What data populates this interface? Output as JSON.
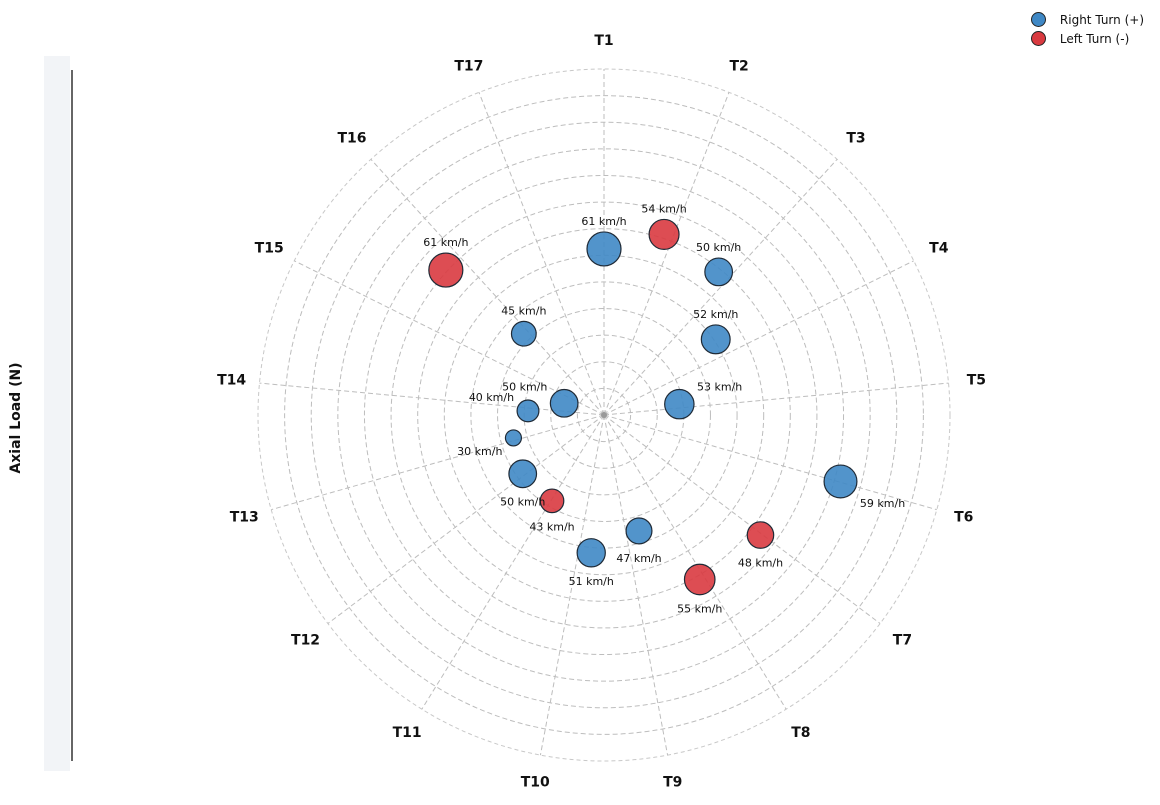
{
  "chart_data": {
    "type": "scatter",
    "subtype": "polar-bubble",
    "title": "",
    "ylabel": "Axial Load (N)",
    "grid": true,
    "legend": {
      "placement": "top-right",
      "entries": [
        {
          "label": "Right Turn (+)",
          "color": "#3f88c5"
        },
        {
          "label": "Left Turn (-)",
          "color": "#d93a40"
        }
      ]
    },
    "categories": [
      "T1",
      "T2",
      "T3",
      "T4",
      "T5",
      "T6",
      "T7",
      "T8",
      "T9",
      "T10",
      "T11",
      "T12",
      "T13",
      "T14",
      "T15",
      "T16",
      "T17"
    ],
    "r_max": 100,
    "rings": 13,
    "points": [
      {
        "id": "p1",
        "type": "right",
        "angle_deg": 0,
        "r": 48,
        "speed": 61,
        "label": "61 km/h"
      },
      {
        "id": "p2",
        "type": "left",
        "angle_deg": 18.4,
        "r": 55,
        "speed": 54,
        "label": "54 km/h"
      },
      {
        "id": "p3",
        "type": "right",
        "angle_deg": 38.7,
        "r": 53,
        "speed": 50,
        "label": "50 km/h"
      },
      {
        "id": "p4",
        "type": "right",
        "angle_deg": 55.9,
        "r": 39,
        "speed": 52,
        "label": "52 km/h"
      },
      {
        "id": "p5",
        "type": "right",
        "angle_deg": 81.8,
        "r": 22,
        "speed": 53,
        "label": "53 km/h"
      },
      {
        "id": "p6",
        "type": "right",
        "angle_deg": 105.7,
        "r": 71,
        "speed": 59,
        "label": "59 km/h"
      },
      {
        "id": "p7",
        "type": "left",
        "angle_deg": 127.5,
        "r": 57,
        "speed": 48,
        "label": "48 km/h"
      },
      {
        "id": "p8",
        "type": "left",
        "angle_deg": 149.8,
        "r": 55,
        "speed": 55,
        "label": "55 km/h"
      },
      {
        "id": "p9",
        "type": "right",
        "angle_deg": 163.2,
        "r": 35,
        "speed": 47,
        "label": "47 km/h"
      },
      {
        "id": "p10",
        "type": "right",
        "angle_deg": 185.3,
        "r": 40,
        "speed": 51,
        "label": "51 km/h"
      },
      {
        "id": "p11",
        "type": "left",
        "angle_deg": 211.2,
        "r": 29,
        "speed": 43,
        "label": "43 km/h"
      },
      {
        "id": "p12",
        "type": "right",
        "angle_deg": 234.1,
        "r": 29,
        "speed": 50,
        "label": "50 km/h"
      },
      {
        "id": "p13",
        "type": "right",
        "angle_deg": 255.8,
        "r": 27,
        "speed": 30,
        "label": "30 km/h"
      },
      {
        "id": "p14",
        "type": "right",
        "angle_deg": 273.1,
        "r": 22,
        "speed": 40,
        "label": "40 km/h"
      },
      {
        "id": "p15",
        "type": "right",
        "angle_deg": 286.4,
        "r": 12,
        "speed": 50,
        "label": "50 km/h"
      },
      {
        "id": "p16",
        "type": "right",
        "angle_deg": 315.4,
        "r": 33,
        "speed": 45,
        "label": "45 km/h"
      },
      {
        "id": "p17",
        "type": "left",
        "angle_deg": 312.5,
        "r": 62,
        "speed": 61,
        "label": "61 km/h"
      }
    ]
  }
}
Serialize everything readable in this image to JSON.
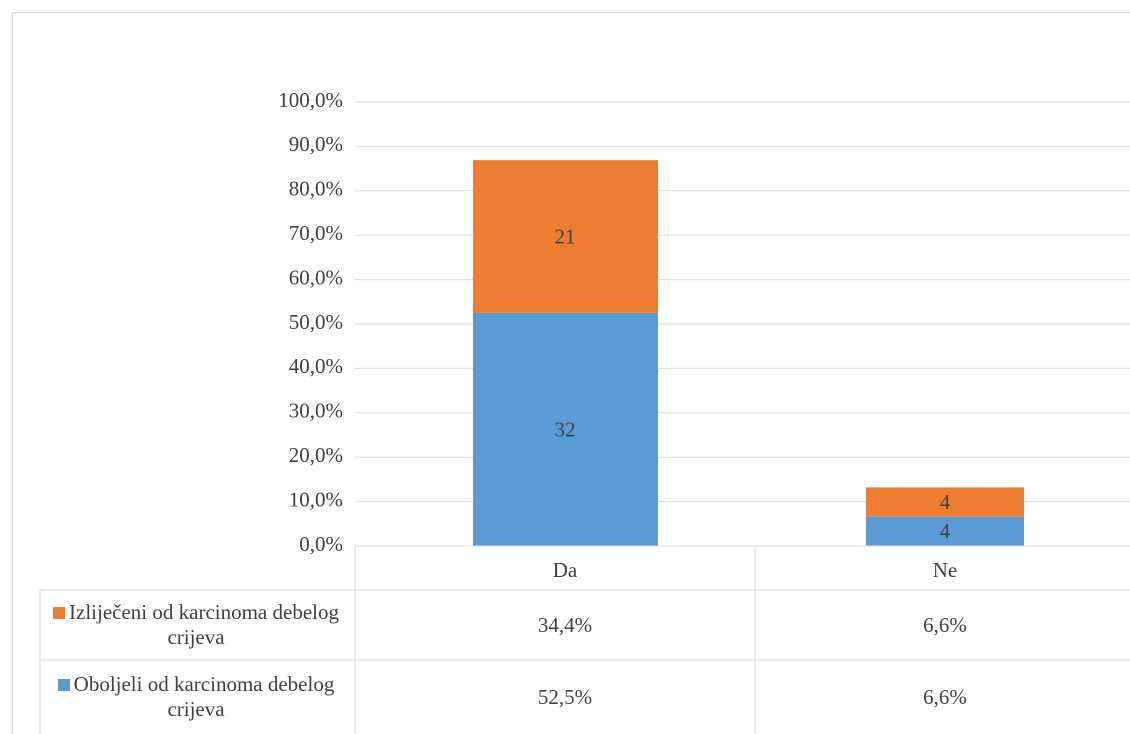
{
  "chart_data": {
    "type": "stacked_bar",
    "categories": [
      "Da",
      "Ne"
    ],
    "series": [
      {
        "name": "Oboljeli od karcinoma debelog crijeva",
        "color": "#5b9bd5",
        "values": [
          52.5,
          6.6
        ],
        "value_labels": [
          "52,5%",
          "6,6%"
        ],
        "counts": [
          32,
          4
        ]
      },
      {
        "name": "Izliječeni od karcinoma debelog crijeva",
        "color": "#ed7d31",
        "values": [
          34.4,
          6.6
        ],
        "value_labels": [
          "34,4%",
          "6,6%"
        ],
        "counts": [
          21,
          4
        ]
      }
    ],
    "ylim": [
      0,
      100
    ],
    "yticks": [
      {
        "value": 0,
        "label": "0,0%"
      },
      {
        "value": 10,
        "label": "10,0%"
      },
      {
        "value": 20,
        "label": "20,0%"
      },
      {
        "value": 30,
        "label": "30,0%"
      },
      {
        "value": 40,
        "label": "40,0%"
      },
      {
        "value": 50,
        "label": "50,0%"
      },
      {
        "value": 60,
        "label": "60,0%"
      },
      {
        "value": 70,
        "label": "70,0%"
      },
      {
        "value": 80,
        "label": "80,0%"
      },
      {
        "value": 90,
        "label": "90,0%"
      },
      {
        "value": 100,
        "label": "100,0%"
      }
    ],
    "grid": true
  }
}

========

What you need to do | Pictures in the records above should not be copied. Repeat everything else exactly.

Problem solution |
What data populates this interface? Output as JSON.
{
  "chart_data": {
    "type": "scatter",
    "subtype": "polar-bubble",
    "title": "",
    "ylabel": "Axial Load (N)",
    "grid": true,
    "legend": {
      "placement": "top-right",
      "entries": [
        {
          "label": "Right Turn (+)",
          "color": "#3f88c5"
        },
        {
          "label": "Left Turn (-)",
          "color": "#d93a40"
        }
      ]
    },
    "categories": [
      "T1",
      "T2",
      "T3",
      "T4",
      "T5",
      "T6",
      "T7",
      "T8",
      "T9",
      "T10",
      "T11",
      "T12",
      "T13",
      "T14",
      "T15",
      "T16",
      "T17"
    ],
    "r_max": 100,
    "rings": 13,
    "points": [
      {
        "id": "p1",
        "type": "right",
        "angle_deg": 0,
        "r": 48,
        "speed": 61,
        "label": "61 km/h"
      },
      {
        "id": "p2",
        "type": "left",
        "angle_deg": 18.4,
        "r": 55,
        "speed": 54,
        "label": "54 km/h"
      },
      {
        "id": "p3",
        "type": "right",
        "angle_deg": 38.7,
        "r": 53,
        "speed": 50,
        "label": "50 km/h"
      },
      {
        "id": "p4",
        "type": "right",
        "angle_deg": 55.9,
        "r": 39,
        "speed": 52,
        "label": "52 km/h"
      },
      {
        "id": "p5",
        "type": "right",
        "angle_deg": 81.8,
        "r": 22,
        "speed": 53,
        "label": "53 km/h"
      },
      {
        "id": "p6",
        "type": "right",
        "angle_deg": 105.7,
        "r": 71,
        "speed": 59,
        "label": "59 km/h"
      },
      {
        "id": "p7",
        "type": "left",
        "angle_deg": 127.5,
        "r": 57,
        "speed": 48,
        "label": "48 km/h"
      },
      {
        "id": "p8",
        "type": "left",
        "angle_deg": 149.8,
        "r": 55,
        "speed": 55,
        "label": "55 km/h"
      },
      {
        "id": "p9",
        "type": "right",
        "angle_deg": 163.2,
        "r": 35,
        "speed": 47,
        "label": "47 km/h"
      },
      {
        "id": "p10",
        "type": "right",
        "angle_deg": 185.3,
        "r": 40,
        "speed": 51,
        "label": "51 km/h"
      },
      {
        "id": "p11",
        "type": "left",
        "angle_deg": 211.2,
        "r": 29,
        "speed": 43,
        "label": "43 km/h"
      },
      {
        "id": "p12",
        "type": "right",
        "angle_deg": 234.1,
        "r": 29,
        "speed": 50,
        "label": "50 km/h"
      },
      {
        "id": "p13",
        "type": "right",
        "angle_deg": 255.8,
        "r": 27,
        "speed": 30,
        "label": "30 km/h"
      },
      {
        "id": "p14",
        "type": "right",
        "angle_deg": 273.1,
        "r": 22,
        "speed": 40,
        "label": "40 km/h"
      },
      {
        "id": "p15",
        "type": "right",
        "angle_deg": 286.4,
        "r": 12,
        "speed": 50,
        "label": "50 km/h"
      },
      {
        "id": "p16",
        "type": "right",
        "angle_deg": 315.4,
        "r": 33,
        "speed": 45,
        "label": "45 km/h"
      },
      {
        "id": "p17",
        "type": "left",
        "angle_deg": 312.5,
        "r": 62,
        "speed": 61,
        "label": "61 km/h"
      }
    ]
  }
}
Serialize everything readable in this image to JSON.
{
  "chart_data": {
    "type": "stacked_bar",
    "categories": [
      "Da",
      "Ne"
    ],
    "series": [
      {
        "name": "Oboljeli od karcinoma debelog crijeva",
        "color": "#5b9bd5",
        "values": [
          52.5,
          6.6
        ],
        "value_labels": [
          "52,5%",
          "6,6%"
        ],
        "counts": [
          32,
          4
        ]
      },
      {
        "name": "Izliječeni od karcinoma debelog crijeva",
        "color": "#ed7d31",
        "values": [
          34.4,
          6.6
        ],
        "value_labels": [
          "34,4%",
          "6,6%"
        ],
        "counts": [
          21,
          4
        ]
      }
    ],
    "ylim": [
      0,
      100
    ],
    "yticks": [
      {
        "value": 0,
        "label": "0,0%"
      },
      {
        "value": 10,
        "label": "10,0%"
      },
      {
        "value": 20,
        "label": "20,0%"
      },
      {
        "value": 30,
        "label": "30,0%"
      },
      {
        "value": 40,
        "label": "40,0%"
      },
      {
        "value": 50,
        "label": "50,0%"
      },
      {
        "value": 60,
        "label": "60,0%"
      },
      {
        "value": 70,
        "label": "70,0%"
      },
      {
        "value": 80,
        "label": "80,0%"
      },
      {
        "value": 90,
        "label": "90,0%"
      },
      {
        "value": 100,
        "label": "100,0%"
      }
    ],
    "grid": true
  }
}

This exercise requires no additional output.